>> START

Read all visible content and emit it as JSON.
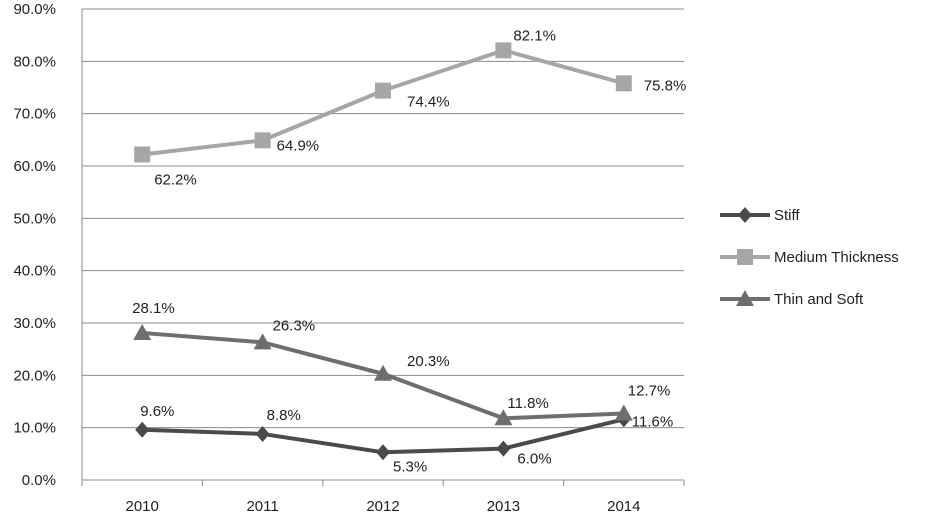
{
  "chart_data": {
    "type": "line",
    "title": "",
    "xlabel": "",
    "ylabel": "",
    "categories": [
      "2010",
      "2011",
      "2012",
      "2013",
      "2014"
    ],
    "ylim": [
      0,
      90
    ],
    "yticks": [
      0,
      10,
      20,
      30,
      40,
      50,
      60,
      70,
      80,
      90
    ],
    "ytick_labels": [
      "0.0%",
      "10.0%",
      "20.0%",
      "30.0%",
      "40.0%",
      "50.0%",
      "60.0%",
      "70.0%",
      "80.0%",
      "90.0%"
    ],
    "grid": true,
    "legend_position": "right",
    "series": [
      {
        "name": "Stiff",
        "marker": "diamond",
        "color": "#4a4a4a",
        "values": [
          9.6,
          8.8,
          5.3,
          6.0,
          11.6
        ],
        "labels": [
          "9.6%",
          "8.8%",
          "5.3%",
          "6.0%",
          "11.6%"
        ]
      },
      {
        "name": "Medium Thickness",
        "marker": "square",
        "color": "#a6a6a6",
        "values": [
          62.2,
          64.9,
          74.4,
          82.1,
          75.8
        ],
        "labels": [
          "62.2%",
          "64.9%",
          "74.4%",
          "82.1%",
          "75.8%"
        ]
      },
      {
        "name": "Thin and Soft",
        "marker": "triangle",
        "color": "#6e6e6e",
        "values": [
          28.1,
          26.3,
          20.3,
          11.8,
          12.7
        ],
        "labels": [
          "28.1%",
          "26.3%",
          "20.3%",
          "11.8%",
          "12.7%"
        ]
      }
    ]
  }
}
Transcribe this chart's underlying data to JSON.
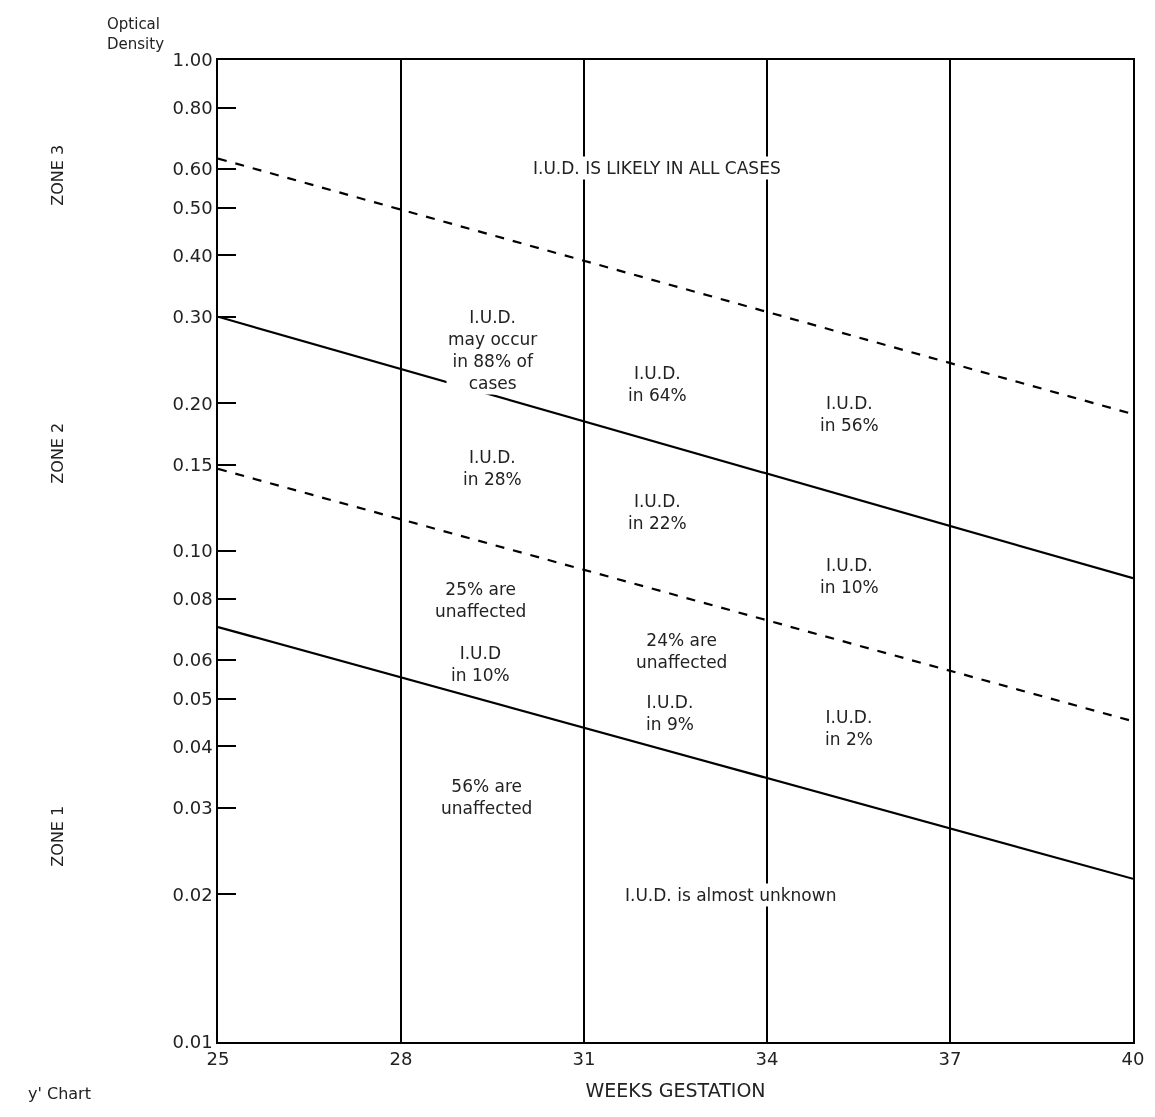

>> END

[Written instruction] Please set down each line of the data above exactly as written, without the pictures.

[Written response]
Read all visible content and emit it as JSON.
{
  "chart_data": {
    "type": "line",
    "title": "",
    "xlabel": "",
    "ylabel": "",
    "categories": [
      "2010",
      "2011",
      "2012",
      "2013",
      "2014"
    ],
    "ylim": [
      0,
      90
    ],
    "yticks": [
      0,
      10,
      20,
      30,
      40,
      50,
      60,
      70,
      80,
      90
    ],
    "ytick_labels": [
      "0.0%",
      "10.0%",
      "20.0%",
      "30.0%",
      "40.0%",
      "50.0%",
      "60.0%",
      "70.0%",
      "80.0%",
      "90.0%"
    ],
    "grid": true,
    "legend_position": "right",
    "series": [
      {
        "name": "Stiff",
        "marker": "diamond",
        "color": "#4a4a4a",
        "values": [
          9.6,
          8.8,
          5.3,
          6.0,
          11.6
        ],
        "labels": [
          "9.6%",
          "8.8%",
          "5.3%",
          "6.0%",
          "11.6%"
        ]
      },
      {
        "name": "Medium Thickness",
        "marker": "square",
        "color": "#a6a6a6",
        "values": [
          62.2,
          64.9,
          74.4,
          82.1,
          75.8
        ],
        "labels": [
          "62.2%",
          "64.9%",
          "74.4%",
          "82.1%",
          "75.8%"
        ]
      },
      {
        "name": "Thin and Soft",
        "marker": "triangle",
        "color": "#6e6e6e",
        "values": [
          28.1,
          26.3,
          20.3,
          11.8,
          12.7
        ],
        "labels": [
          "28.1%",
          "26.3%",
          "20.3%",
          "11.8%",
          "12.7%"
        ]
      }
    ]
  }
}
Transcribe this chart's underlying data to JSON.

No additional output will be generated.